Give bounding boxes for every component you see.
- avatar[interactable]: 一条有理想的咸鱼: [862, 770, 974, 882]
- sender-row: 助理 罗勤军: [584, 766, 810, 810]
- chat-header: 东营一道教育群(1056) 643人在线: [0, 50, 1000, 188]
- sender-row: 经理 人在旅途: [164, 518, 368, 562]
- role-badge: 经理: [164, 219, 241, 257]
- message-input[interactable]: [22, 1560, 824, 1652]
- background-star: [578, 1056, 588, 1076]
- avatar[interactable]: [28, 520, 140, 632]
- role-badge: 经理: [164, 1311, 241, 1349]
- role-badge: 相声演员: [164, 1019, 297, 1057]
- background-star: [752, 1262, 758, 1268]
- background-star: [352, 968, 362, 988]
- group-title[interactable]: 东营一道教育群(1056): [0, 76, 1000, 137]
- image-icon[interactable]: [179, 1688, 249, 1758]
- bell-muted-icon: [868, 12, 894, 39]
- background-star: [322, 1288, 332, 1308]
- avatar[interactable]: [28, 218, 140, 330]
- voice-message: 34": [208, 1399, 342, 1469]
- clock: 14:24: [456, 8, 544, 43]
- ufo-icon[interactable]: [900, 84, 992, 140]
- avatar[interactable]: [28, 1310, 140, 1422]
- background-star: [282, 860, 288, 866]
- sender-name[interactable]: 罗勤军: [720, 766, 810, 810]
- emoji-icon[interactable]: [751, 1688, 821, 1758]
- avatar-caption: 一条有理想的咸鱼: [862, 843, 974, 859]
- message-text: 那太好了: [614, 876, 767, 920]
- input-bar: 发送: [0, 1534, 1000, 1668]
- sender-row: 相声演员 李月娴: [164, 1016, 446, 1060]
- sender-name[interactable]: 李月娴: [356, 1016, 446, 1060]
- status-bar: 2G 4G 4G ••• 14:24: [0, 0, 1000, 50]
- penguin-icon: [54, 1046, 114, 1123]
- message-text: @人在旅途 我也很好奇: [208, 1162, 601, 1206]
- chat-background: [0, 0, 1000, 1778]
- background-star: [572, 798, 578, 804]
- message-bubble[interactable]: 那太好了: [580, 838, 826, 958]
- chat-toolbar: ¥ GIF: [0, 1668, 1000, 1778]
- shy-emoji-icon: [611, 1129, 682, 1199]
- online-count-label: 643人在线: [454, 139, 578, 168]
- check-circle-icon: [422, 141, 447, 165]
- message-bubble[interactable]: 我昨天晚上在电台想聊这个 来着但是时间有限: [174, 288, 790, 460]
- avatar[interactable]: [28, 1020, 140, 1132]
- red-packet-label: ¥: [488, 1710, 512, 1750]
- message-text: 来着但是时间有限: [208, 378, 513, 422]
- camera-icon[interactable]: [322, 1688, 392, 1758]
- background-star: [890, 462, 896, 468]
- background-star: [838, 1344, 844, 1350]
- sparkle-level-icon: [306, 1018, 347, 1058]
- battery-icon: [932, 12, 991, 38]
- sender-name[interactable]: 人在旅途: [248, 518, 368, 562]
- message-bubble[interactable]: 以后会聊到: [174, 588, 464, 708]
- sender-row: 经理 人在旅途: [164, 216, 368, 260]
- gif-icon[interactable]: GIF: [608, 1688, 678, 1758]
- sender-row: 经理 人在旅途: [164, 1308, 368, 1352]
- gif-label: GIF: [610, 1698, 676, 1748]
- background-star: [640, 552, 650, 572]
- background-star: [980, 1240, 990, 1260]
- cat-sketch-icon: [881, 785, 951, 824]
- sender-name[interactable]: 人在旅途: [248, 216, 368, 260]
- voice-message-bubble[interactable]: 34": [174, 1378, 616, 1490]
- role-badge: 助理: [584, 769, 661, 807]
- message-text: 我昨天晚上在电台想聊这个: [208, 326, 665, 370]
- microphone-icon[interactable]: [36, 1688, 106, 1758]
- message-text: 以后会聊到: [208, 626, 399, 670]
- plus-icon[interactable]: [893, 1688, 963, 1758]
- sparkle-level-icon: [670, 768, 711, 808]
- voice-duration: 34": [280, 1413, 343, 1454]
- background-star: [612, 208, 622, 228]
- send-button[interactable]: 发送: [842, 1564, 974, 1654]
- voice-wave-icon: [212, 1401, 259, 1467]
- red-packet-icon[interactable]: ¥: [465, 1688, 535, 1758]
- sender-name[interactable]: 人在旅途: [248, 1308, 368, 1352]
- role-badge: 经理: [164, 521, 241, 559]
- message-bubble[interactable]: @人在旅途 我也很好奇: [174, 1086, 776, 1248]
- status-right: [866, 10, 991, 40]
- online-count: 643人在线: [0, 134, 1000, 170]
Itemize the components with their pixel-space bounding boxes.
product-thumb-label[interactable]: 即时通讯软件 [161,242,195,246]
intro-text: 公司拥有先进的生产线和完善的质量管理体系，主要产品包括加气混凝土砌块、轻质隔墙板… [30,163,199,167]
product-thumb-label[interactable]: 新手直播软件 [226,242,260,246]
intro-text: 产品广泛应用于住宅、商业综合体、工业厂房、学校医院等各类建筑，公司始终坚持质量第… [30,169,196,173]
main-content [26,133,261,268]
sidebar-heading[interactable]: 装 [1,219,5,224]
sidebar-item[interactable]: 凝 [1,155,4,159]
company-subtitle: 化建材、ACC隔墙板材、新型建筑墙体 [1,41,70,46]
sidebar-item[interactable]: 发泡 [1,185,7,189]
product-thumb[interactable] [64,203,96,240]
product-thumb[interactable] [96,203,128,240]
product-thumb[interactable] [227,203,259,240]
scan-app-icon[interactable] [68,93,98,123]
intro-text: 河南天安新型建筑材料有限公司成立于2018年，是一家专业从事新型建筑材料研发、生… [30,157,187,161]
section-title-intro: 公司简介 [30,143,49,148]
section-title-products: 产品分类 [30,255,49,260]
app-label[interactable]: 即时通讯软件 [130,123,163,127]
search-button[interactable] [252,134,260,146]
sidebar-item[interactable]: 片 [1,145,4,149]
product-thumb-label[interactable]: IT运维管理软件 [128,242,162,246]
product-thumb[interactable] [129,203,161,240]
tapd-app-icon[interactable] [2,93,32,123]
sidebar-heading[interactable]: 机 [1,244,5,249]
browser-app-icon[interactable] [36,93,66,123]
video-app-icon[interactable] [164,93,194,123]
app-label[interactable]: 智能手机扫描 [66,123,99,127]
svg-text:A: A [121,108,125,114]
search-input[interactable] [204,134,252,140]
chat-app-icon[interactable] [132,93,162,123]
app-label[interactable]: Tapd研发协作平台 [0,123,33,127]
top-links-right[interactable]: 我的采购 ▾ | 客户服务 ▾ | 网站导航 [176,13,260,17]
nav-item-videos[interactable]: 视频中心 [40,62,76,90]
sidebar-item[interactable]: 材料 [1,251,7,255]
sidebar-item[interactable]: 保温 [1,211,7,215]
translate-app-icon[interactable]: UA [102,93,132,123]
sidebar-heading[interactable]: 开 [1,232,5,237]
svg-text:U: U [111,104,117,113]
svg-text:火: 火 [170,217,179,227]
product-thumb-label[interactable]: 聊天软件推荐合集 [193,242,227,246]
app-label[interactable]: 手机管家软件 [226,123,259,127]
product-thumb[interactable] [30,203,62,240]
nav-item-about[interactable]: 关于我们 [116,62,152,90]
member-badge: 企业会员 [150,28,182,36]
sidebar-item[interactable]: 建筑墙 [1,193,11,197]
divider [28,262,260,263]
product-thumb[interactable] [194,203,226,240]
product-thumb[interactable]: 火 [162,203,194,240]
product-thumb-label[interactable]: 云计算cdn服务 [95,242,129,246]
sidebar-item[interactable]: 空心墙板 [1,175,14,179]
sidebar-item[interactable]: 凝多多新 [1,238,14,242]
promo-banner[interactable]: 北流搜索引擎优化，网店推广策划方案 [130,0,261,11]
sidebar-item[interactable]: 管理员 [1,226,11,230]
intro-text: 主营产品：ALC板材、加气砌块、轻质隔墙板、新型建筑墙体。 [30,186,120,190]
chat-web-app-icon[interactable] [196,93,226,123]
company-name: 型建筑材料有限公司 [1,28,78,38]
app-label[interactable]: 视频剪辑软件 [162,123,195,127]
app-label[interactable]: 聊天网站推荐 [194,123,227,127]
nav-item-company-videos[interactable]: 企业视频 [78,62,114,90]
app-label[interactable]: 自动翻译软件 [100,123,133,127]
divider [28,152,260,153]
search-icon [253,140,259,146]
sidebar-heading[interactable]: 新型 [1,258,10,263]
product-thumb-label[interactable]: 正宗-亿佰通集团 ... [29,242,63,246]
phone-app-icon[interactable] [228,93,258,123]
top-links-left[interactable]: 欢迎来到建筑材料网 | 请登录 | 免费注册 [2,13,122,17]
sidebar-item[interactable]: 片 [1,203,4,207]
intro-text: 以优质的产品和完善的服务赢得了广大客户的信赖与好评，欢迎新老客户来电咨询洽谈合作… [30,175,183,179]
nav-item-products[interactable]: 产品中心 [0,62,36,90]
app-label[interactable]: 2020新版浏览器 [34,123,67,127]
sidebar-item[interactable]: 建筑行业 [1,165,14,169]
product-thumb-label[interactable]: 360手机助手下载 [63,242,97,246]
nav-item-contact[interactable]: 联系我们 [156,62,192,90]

WORK TO BE COMPLETED
Output every line from the beginning of the records through the line containing "- camera-icon[interactable]: [322, 1688, 392, 1758]" as a JSON list of strings, one string per line, leaving out blank lines.

FULL RESPONSE
[
  "Give bounding boxes for every component you see.",
  "- avatar[interactable]: 一条有理想的咸鱼: [862, 770, 974, 882]",
  "- sender-row: 助理 罗勤军: [584, 766, 810, 810]",
  "- chat-header: 东营一道教育群(1056) 643人在线: [0, 50, 1000, 188]",
  "- sender-row: 经理 人在旅途: [164, 518, 368, 562]",
  "- role-badge: 经理: [164, 219, 241, 257]",
  "- message-input[interactable]: [22, 1560, 824, 1652]",
  "- background-star: [578, 1056, 588, 1076]",
  "- avatar[interactable]: [28, 520, 140, 632]",
  "- role-badge: 经理: [164, 1311, 241, 1349]",
  "- role-badge: 相声演员: [164, 1019, 297, 1057]",
  "- background-star: [752, 1262, 758, 1268]",
  "- background-star: [352, 968, 362, 988]",
  "- group-title[interactable]: 东营一道教育群(1056): [0, 76, 1000, 137]",
  "- image-icon[interactable]: [179, 1688, 249, 1758]",
  "- bell-muted-icon: [868, 12, 894, 39]",
  "- background-star: [322, 1288, 332, 1308]",
  "- avatar[interactable]: [28, 218, 140, 330]",
  "- voice-message: 34\": [208, 1399, 342, 1469]",
  "- clock: 14:24: [456, 8, 544, 43]",
  "- ufo-icon[interactable]: [900, 84, 992, 140]",
  "- avatar[interactable]: [28, 1310, 140, 1422]",
  "- background-star: [282, 860, 288, 866]",
  "- sender-name[interactable]: 罗勤军: [720, 766, 810, 810]",
  "- emoji-icon[interactable]: [751, 1688, 821, 1758]",
  "- avatar-caption: 一条有理想的咸鱼: [862, 843, 974, 859]",
  "- message-text: 那太好了: [614, 876, 767, 920]",
  "- input-bar: 发送: [0, 1534, 1000, 1668]",
  "- sender-row: 相声演员 李月娴: [164, 1016, 446, 1060]",
  "- sender-name[interactable]: 李月娴: [356, 1016, 446, 1060]",
  "- status-bar: 2G 4G 4G ••• 14:24: [0, 0, 1000, 50]",
  "- penguin-icon: [54, 1046, 114, 1123]",
  "- message-text: @人在旅途 我也很好奇: [208, 1162, 601, 1206]",
  "- chat-background: [0, 0, 1000, 1778]",
  "- background-star: [572, 798, 578, 804]",
  "- message-bubble[interactable]: 那太好了: [580, 838, 826, 958]",
  "- chat-toolbar: ¥ GIF: [0, 1668, 1000, 1778]",
  "- shy-emoji-icon: [611, 1129, 682, 1199]",
  "- online-count-label: 643人在线: [454, 139, 578, 168]",
  "- check-circle-icon: [422, 141, 447, 165]",
  "- message-bubble[interactable]: 我昨天晚上在电台想聊这个 来着但是时间有限: [174, 288, 790, 460]",
  "- avatar[interactable]: [28, 1020, 140, 1132]",
  "- red-packet-label: ¥: [488, 1710, 512, 1750]",
  "- message-text: 来着但是时间有限: [208, 378, 513, 422]",
  "- camera-icon[interactable]: [322, 1688, 392, 1758]"
]